The Esso brand of more than 2,000 service stations across Canada and a trio of jumbo refineries in Ontario and Alberta helped put a tiger in Imperial Oil Ltd.’s financial tank during the first six months of this year.

The ExxonMobil subsidiary’s downstream side reported first-half 2021 revenue of C$11.1 billion ($8.9 billion) from refined product sales of 429,000 b/d, up from C$8.1 billion ($6.5 billion) for 409,000 b/d in the same period last year.

“Through 2021, demand for petroleum and petrochemical products has continued to improve leading to stronger prices and margins across all segments” as hardships inflicted on Canadian consumers by the Covid-19 virus pandemic fade, Imperial reported.

“Imperial has significant momentum entering the second half of the year,” said Imperial President Brad Corson.

[Want to know how global LNG demand impacts North American fundamentals? To find out, subscribe to LNG Insight.]

Imperial’s refineries ran at 81% of capacity to process 348,000 bopd in first-half 2021, up despite a temporary maintenance closure of its Alberta plant from operating at 78% capacity, handling 330,000 b/d in first-half 2020.

A C$120-million ($96-million) foreign exchange loss eroded profits but Imperial kept downstream earnings of C$352 million ($281.6 million) in first-half 2021 compared to C$370 million ($296 million) for the same period of 2020.

ASSIGNED TASK = Carry on the article about Imperial Oil's first-half 2021 downstream results, starting after its final sentence on earnings.

INPUT DATA =
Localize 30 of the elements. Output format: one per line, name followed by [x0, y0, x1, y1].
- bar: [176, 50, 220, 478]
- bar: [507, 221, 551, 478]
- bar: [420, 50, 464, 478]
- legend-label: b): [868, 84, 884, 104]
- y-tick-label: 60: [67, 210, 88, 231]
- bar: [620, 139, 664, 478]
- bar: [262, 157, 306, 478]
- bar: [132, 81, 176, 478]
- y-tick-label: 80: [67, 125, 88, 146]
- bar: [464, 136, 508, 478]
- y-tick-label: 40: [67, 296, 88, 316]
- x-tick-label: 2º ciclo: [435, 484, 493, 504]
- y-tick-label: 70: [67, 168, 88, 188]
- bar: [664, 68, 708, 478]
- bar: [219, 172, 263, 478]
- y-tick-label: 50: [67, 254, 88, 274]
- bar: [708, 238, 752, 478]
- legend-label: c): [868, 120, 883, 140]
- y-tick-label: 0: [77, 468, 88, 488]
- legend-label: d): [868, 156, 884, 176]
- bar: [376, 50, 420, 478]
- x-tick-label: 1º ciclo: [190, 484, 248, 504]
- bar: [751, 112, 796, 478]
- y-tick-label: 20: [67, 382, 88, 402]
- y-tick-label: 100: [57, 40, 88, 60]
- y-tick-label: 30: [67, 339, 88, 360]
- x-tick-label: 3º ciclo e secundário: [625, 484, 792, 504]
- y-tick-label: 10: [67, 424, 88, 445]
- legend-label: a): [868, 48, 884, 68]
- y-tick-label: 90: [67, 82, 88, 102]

ANSWER TO THE PROBLEM =
Oilsands production, the firm’s upstream mainstay, grew to 384,000 barrels per day in first-half 2021 from 339,000 b/d during the same period of 2020. Natural gas output dipped to 123 MMcfd from 167 MMcf/d.

Average prices improved across the upstream board.

Imperial oilsands bitumen fetched C$52.45/bbl ($41.96/bbl) in first-half 2021, more than triple its C$15.54/bbl ($12.43/bbl) in first-half 2020.

Upgraded synthetic crude oil climbed to C$72.42/bbl ($57.94/bbl) from C$48.10/bbl ($38.48/bbl). Gas rose to C$3.34/Mcf ($2.67/Mcf) from C$1.69/Mcf ($1.35/Mcf).

Imperial reported overall earnings of C$758 million ($606.4 million) or C$1.04/share (83 cents/share) for first-half 2021. That reversed losses of C$714 million ($571.2 million) or minus 97 Canadian cents/share (minus 78 cents/share) a year earlier.